[Excerpts from a figure dataset]
● ● ●

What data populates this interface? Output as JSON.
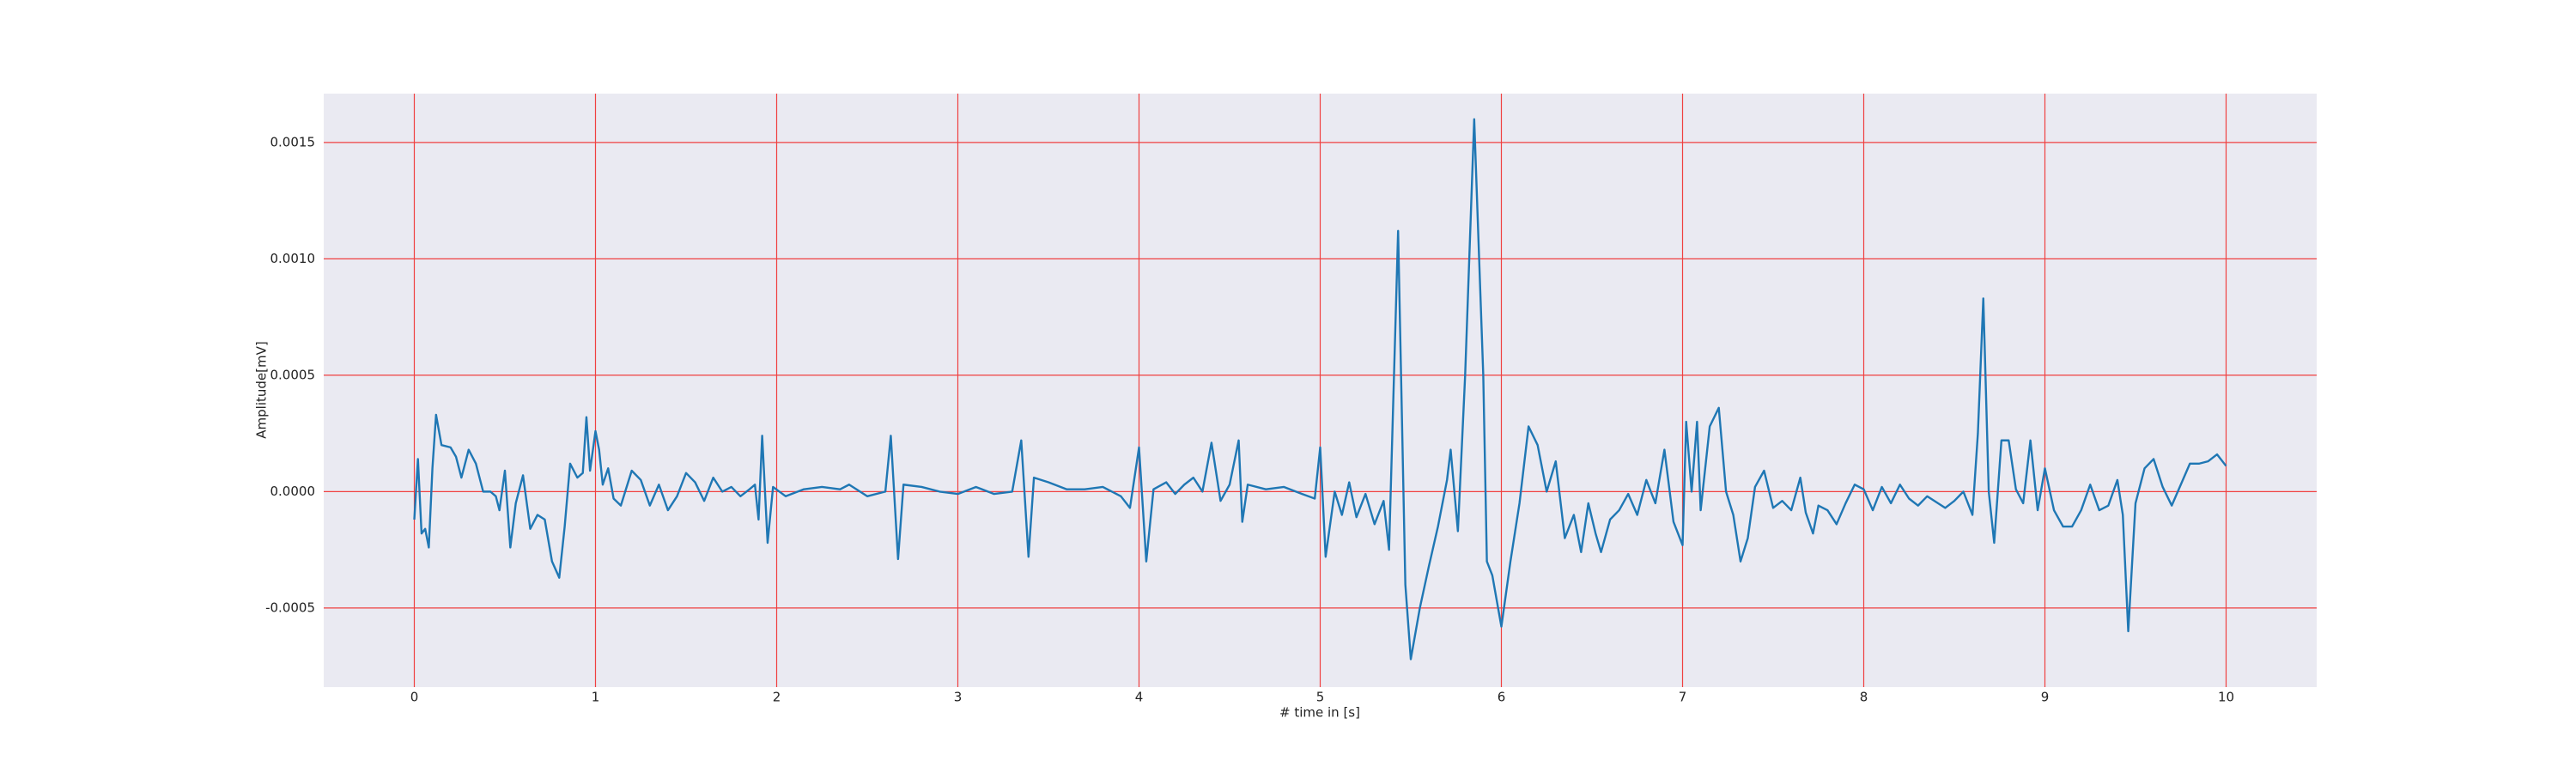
{
  "chart_data": {
    "type": "line",
    "xlabel": "# time in [s]",
    "ylabel": "Amplitude[mV]",
    "color": "#1f77b4",
    "grid": true,
    "grid_color": "#f04040",
    "background": "#eaeaf2",
    "xlim": [
      -0.5,
      10.5
    ],
    "xticks": [
      0,
      1,
      2,
      3,
      4,
      5,
      6,
      7,
      8,
      9,
      10
    ],
    "ylim": [
      -0.00084,
      0.00171
    ],
    "yticks": [
      -0.0005,
      {
        "value": 0,
        "label": "0.0000"
      },
      0.0005,
      {
        "value": 0.001,
        "label": "0.0010"
      },
      {
        "value": 0.0015,
        "label": "0.0015"
      }
    ],
    "x": [
      0,
      0.02,
      0.04,
      0.06,
      0.08,
      0.1,
      0.12,
      0.15,
      0.2,
      0.23,
      0.26,
      0.3,
      0.34,
      0.38,
      0.42,
      0.45,
      0.47,
      0.5,
      0.53,
      0.56,
      0.6,
      0.64,
      0.68,
      0.72,
      0.76,
      0.8,
      0.83,
      0.86,
      0.9,
      0.93,
      0.95,
      0.97,
      1.0,
      1.02,
      1.04,
      1.07,
      1.1,
      1.14,
      1.2,
      1.25,
      1.3,
      1.35,
      1.4,
      1.45,
      1.5,
      1.55,
      1.6,
      1.65,
      1.7,
      1.75,
      1.8,
      1.85,
      1.88,
      1.9,
      1.92,
      1.95,
      1.98,
      2.05,
      2.15,
      2.25,
      2.35,
      2.4,
      2.5,
      2.6,
      2.63,
      2.67,
      2.7,
      2.8,
      2.9,
      3.0,
      3.1,
      3.2,
      3.3,
      3.35,
      3.39,
      3.42,
      3.5,
      3.6,
      3.7,
      3.8,
      3.9,
      3.95,
      4.0,
      4.04,
      4.08,
      4.15,
      4.2,
      4.25,
      4.3,
      4.35,
      4.4,
      4.45,
      4.5,
      4.55,
      4.57,
      4.6,
      4.7,
      4.8,
      4.9,
      4.97,
      5.0,
      5.03,
      5.08,
      5.12,
      5.16,
      5.2,
      5.25,
      5.3,
      5.35,
      5.38,
      5.43,
      5.47,
      5.5,
      5.55,
      5.6,
      5.65,
      5.7,
      5.72,
      5.76,
      5.8,
      5.85,
      5.9,
      5.92,
      5.95,
      6.0,
      6.05,
      6.1,
      6.15,
      6.2,
      6.25,
      6.3,
      6.35,
      6.4,
      6.44,
      6.48,
      6.52,
      6.55,
      6.6,
      6.65,
      6.7,
      6.75,
      6.8,
      6.85,
      6.9,
      6.95,
      7.0,
      7.02,
      7.05,
      7.08,
      7.1,
      7.15,
      7.2,
      7.24,
      7.28,
      7.32,
      7.36,
      7.4,
      7.45,
      7.5,
      7.55,
      7.6,
      7.65,
      7.68,
      7.72,
      7.75,
      7.8,
      7.85,
      7.9,
      7.95,
      8.0,
      8.05,
      8.1,
      8.15,
      8.2,
      8.25,
      8.3,
      8.35,
      8.45,
      8.5,
      8.55,
      8.6,
      8.63,
      8.66,
      8.69,
      8.72,
      8.76,
      8.8,
      8.84,
      8.88,
      8.92,
      8.96,
      9.0,
      9.05,
      9.1,
      9.15,
      9.2,
      9.25,
      9.3,
      9.35,
      9.4,
      9.43,
      9.46,
      9.5,
      9.55,
      9.6,
      9.65,
      9.7,
      9.75,
      9.8,
      9.85,
      9.9,
      9.95,
      10.0
    ],
    "values": [
      -0.00012,
      0.00014,
      -0.00018,
      -0.00016,
      -0.00024,
      0.0001,
      0.00033,
      0.0002,
      0.00019,
      0.00015,
      6e-05,
      0.00018,
      0.00012,
      0,
      0,
      -2e-05,
      -8e-05,
      9e-05,
      -0.00024,
      -5e-05,
      7e-05,
      -0.00016,
      -0.0001,
      -0.00012,
      -0.0003,
      -0.00037,
      -0.00015,
      0.00012,
      6e-05,
      8e-05,
      0.00032,
      9e-05,
      0.00026,
      0.00018,
      3e-05,
      0.0001,
      -3e-05,
      -6e-05,
      9e-05,
      5e-05,
      -6e-05,
      3e-05,
      -8e-05,
      -2e-05,
      8e-05,
      4e-05,
      -4e-05,
      6e-05,
      0,
      2e-05,
      -2e-05,
      1e-05,
      3e-05,
      -0.00012,
      0.00024,
      -0.00022,
      2e-05,
      -2e-05,
      1e-05,
      2e-05,
      1e-05,
      3e-05,
      -2e-05,
      0,
      0.00024,
      -0.00029,
      3e-05,
      2e-05,
      0,
      -1e-05,
      2e-05,
      -1e-05,
      0,
      0.00022,
      -0.00028,
      6e-05,
      4e-05,
      1e-05,
      1e-05,
      2e-05,
      -2e-05,
      -7e-05,
      0.00019,
      -0.0003,
      1e-05,
      4e-05,
      -1e-05,
      3e-05,
      6e-05,
      0,
      0.00021,
      -4e-05,
      3e-05,
      0.00022,
      -0.00013,
      3e-05,
      1e-05,
      2e-05,
      -1e-05,
      -3e-05,
      0.00019,
      -0.00028,
      0,
      -0.0001,
      4e-05,
      -0.00011,
      -1e-05,
      -0.00014,
      -4e-05,
      -0.00025,
      0.00112,
      -0.0004,
      -0.00072,
      -0.0005,
      -0.00032,
      -0.00015,
      5e-05,
      0.00018,
      -0.00017,
      0.0005,
      0.0016,
      0.0005,
      -0.0003,
      -0.00036,
      -0.00058,
      -0.0003,
      -5e-05,
      0.00028,
      0.0002,
      0,
      0.00013,
      -0.0002,
      -0.0001,
      -0.00026,
      -5e-05,
      -0.00018,
      -0.00026,
      -0.00012,
      -8e-05,
      -1e-05,
      -0.0001,
      5e-05,
      -5e-05,
      0.00018,
      -0.00013,
      -0.00023,
      0.0003,
      0,
      0.0003,
      -8e-05,
      0.00028,
      0.00036,
      0,
      -0.0001,
      -0.0003,
      -0.0002,
      2e-05,
      9e-05,
      -7e-05,
      -4e-05,
      -8e-05,
      6e-05,
      -9e-05,
      -0.00018,
      -6e-05,
      -8e-05,
      -0.00014,
      -5e-05,
      3e-05,
      1e-05,
      -8e-05,
      2e-05,
      -5e-05,
      3e-05,
      -3e-05,
      -6e-05,
      -2e-05,
      -7e-05,
      -4e-05,
      0,
      -0.0001,
      0.00025,
      0.00083,
      0,
      -0.00022,
      0.00022,
      0.00022,
      1e-05,
      -5e-05,
      0.00022,
      -8e-05,
      0.0001,
      -8e-05,
      -0.00015,
      -0.00015,
      -8e-05,
      3e-05,
      -8e-05,
      -6e-05,
      5e-05,
      -0.0001,
      -0.0006,
      -5e-05,
      0.0001,
      0.00014,
      2e-05,
      -6e-05,
      3e-05,
      0.00012,
      0.00012,
      0.00013,
      0.00016,
      0.00011
    ]
  }
}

● ● ●

▸ Task to carry out
Write the entries above out again exactly, but not the pictures.

▸ Exercise solution
What data populates this interface? Output as JSON.
{
  "chart_data": {
    "type": "line",
    "xlabel": "# time in [s]",
    "ylabel": "Amplitude[mV]",
    "color": "#1f77b4",
    "grid": true,
    "grid_color": "#f04040",
    "background": "#eaeaf2",
    "xlim": [
      -0.5,
      10.5
    ],
    "xticks": [
      0,
      1,
      2,
      3,
      4,
      5,
      6,
      7,
      8,
      9,
      10
    ],
    "ylim": [
      -0.00084,
      0.00171
    ],
    "yticks": [
      -0.0005,
      {
        "value": 0,
        "label": "0.0000"
      },
      0.0005,
      {
        "value": 0.001,
        "label": "0.0010"
      },
      {
        "value": 0.0015,
        "label": "0.0015"
      }
    ],
    "x": [
      0,
      0.02,
      0.04,
      0.06,
      0.08,
      0.1,
      0.12,
      0.15,
      0.2,
      0.23,
      0.26,
      0.3,
      0.34,
      0.38,
      0.42,
      0.45,
      0.47,
      0.5,
      0.53,
      0.56,
      0.6,
      0.64,
      0.68,
      0.72,
      0.76,
      0.8,
      0.83,
      0.86,
      0.9,
      0.93,
      0.95,
      0.97,
      1.0,
      1.02,
      1.04,
      1.07,
      1.1,
      1.14,
      1.2,
      1.25,
      1.3,
      1.35,
      1.4,
      1.45,
      1.5,
      1.55,
      1.6,
      1.65,
      1.7,
      1.75,
      1.8,
      1.85,
      1.88,
      1.9,
      1.92,
      1.95,
      1.98,
      2.05,
      2.15,
      2.25,
      2.35,
      2.4,
      2.5,
      2.6,
      2.63,
      2.67,
      2.7,
      2.8,
      2.9,
      3.0,
      3.1,
      3.2,
      3.3,
      3.35,
      3.39,
      3.42,
      3.5,
      3.6,
      3.7,
      3.8,
      3.9,
      3.95,
      4.0,
      4.04,
      4.08,
      4.15,
      4.2,
      4.25,
      4.3,
      4.35,
      4.4,
      4.45,
      4.5,
      4.55,
      4.57,
      4.6,
      4.7,
      4.8,
      4.9,
      4.97,
      5.0,
      5.03,
      5.08,
      5.12,
      5.16,
      5.2,
      5.25,
      5.3,
      5.35,
      5.38,
      5.43,
      5.47,
      5.5,
      5.55,
      5.6,
      5.65,
      5.7,
      5.72,
      5.76,
      5.8,
      5.85,
      5.9,
      5.92,
      5.95,
      6.0,
      6.05,
      6.1,
      6.15,
      6.2,
      6.25,
      6.3,
      6.35,
      6.4,
      6.44,
      6.48,
      6.52,
      6.55,
      6.6,
      6.65,
      6.7,
      6.75,
      6.8,
      6.85,
      6.9,
      6.95,
      7.0,
      7.02,
      7.05,
      7.08,
      7.1,
      7.15,
      7.2,
      7.24,
      7.28,
      7.32,
      7.36,
      7.4,
      7.45,
      7.5,
      7.55,
      7.6,
      7.65,
      7.68,
      7.72,
      7.75,
      7.8,
      7.85,
      7.9,
      7.95,
      8.0,
      8.05,
      8.1,
      8.15,
      8.2,
      8.25,
      8.3,
      8.35,
      8.45,
      8.5,
      8.55,
      8.6,
      8.63,
      8.66,
      8.69,
      8.72,
      8.76,
      8.8,
      8.84,
      8.88,
      8.92,
      8.96,
      9.0,
      9.05,
      9.1,
      9.15,
      9.2,
      9.25,
      9.3,
      9.35,
      9.4,
      9.43,
      9.46,
      9.5,
      9.55,
      9.6,
      9.65,
      9.7,
      9.75,
      9.8,
      9.85,
      9.9,
      9.95,
      10.0
    ],
    "values": [
      -0.00012,
      0.00014,
      -0.00018,
      -0.00016,
      -0.00024,
      0.0001,
      0.00033,
      0.0002,
      0.00019,
      0.00015,
      6e-05,
      0.00018,
      0.00012,
      0,
      0,
      -2e-05,
      -8e-05,
      9e-05,
      -0.00024,
      -5e-05,
      7e-05,
      -0.00016,
      -0.0001,
      -0.00012,
      -0.0003,
      -0.00037,
      -0.00015,
      0.00012,
      6e-05,
      8e-05,
      0.00032,
      9e-05,
      0.00026,
      0.00018,
      3e-05,
      0.0001,
      -3e-05,
      -6e-05,
      9e-05,
      5e-05,
      -6e-05,
      3e-05,
      -8e-05,
      -2e-05,
      8e-05,
      4e-05,
      -4e-05,
      6e-05,
      0,
      2e-05,
      -2e-05,
      1e-05,
      3e-05,
      -0.00012,
      0.00024,
      -0.00022,
      2e-05,
      -2e-05,
      1e-05,
      2e-05,
      1e-05,
      3e-05,
      -2e-05,
      0,
      0.00024,
      -0.00029,
      3e-05,
      2e-05,
      0,
      -1e-05,
      2e-05,
      -1e-05,
      0,
      0.00022,
      -0.00028,
      6e-05,
      4e-05,
      1e-05,
      1e-05,
      2e-05,
      -2e-05,
      -7e-05,
      0.00019,
      -0.0003,
      1e-05,
      4e-05,
      -1e-05,
      3e-05,
      6e-05,
      0,
      0.00021,
      -4e-05,
      3e-05,
      0.00022,
      -0.00013,
      3e-05,
      1e-05,
      2e-05,
      -1e-05,
      -3e-05,
      0.00019,
      -0.00028,
      0,
      -0.0001,
      4e-05,
      -0.00011,
      -1e-05,
      -0.00014,
      -4e-05,
      -0.00025,
      0.00112,
      -0.0004,
      -0.00072,
      -0.0005,
      -0.00032,
      -0.00015,
      5e-05,
      0.00018,
      -0.00017,
      0.0005,
      0.0016,
      0.0005,
      -0.0003,
      -0.00036,
      -0.00058,
      -0.0003,
      -5e-05,
      0.00028,
      0.0002,
      0,
      0.00013,
      -0.0002,
      -0.0001,
      -0.00026,
      -5e-05,
      -0.00018,
      -0.00026,
      -0.00012,
      -8e-05,
      -1e-05,
      -0.0001,
      5e-05,
      -5e-05,
      0.00018,
      -0.00013,
      -0.00023,
      0.0003,
      0,
      0.0003,
      -8e-05,
      0.00028,
      0.00036,
      0,
      -0.0001,
      -0.0003,
      -0.0002,
      2e-05,
      9e-05,
      -7e-05,
      -4e-05,
      -8e-05,
      6e-05,
      -9e-05,
      -0.00018,
      -6e-05,
      -8e-05,
      -0.00014,
      -5e-05,
      3e-05,
      1e-05,
      -8e-05,
      2e-05,
      -5e-05,
      3e-05,
      -3e-05,
      -6e-05,
      -2e-05,
      -7e-05,
      -4e-05,
      0,
      -0.0001,
      0.00025,
      0.00083,
      0,
      -0.00022,
      0.00022,
      0.00022,
      1e-05,
      -5e-05,
      0.00022,
      -8e-05,
      0.0001,
      -8e-05,
      -0.00015,
      -0.00015,
      -8e-05,
      3e-05,
      -8e-05,
      -6e-05,
      5e-05,
      -0.0001,
      -0.0006,
      -5e-05,
      0.0001,
      0.00014,
      2e-05,
      -6e-05,
      3e-05,
      0.00012,
      0.00012,
      0.00013,
      0.00016,
      0.00011
    ]
  }
}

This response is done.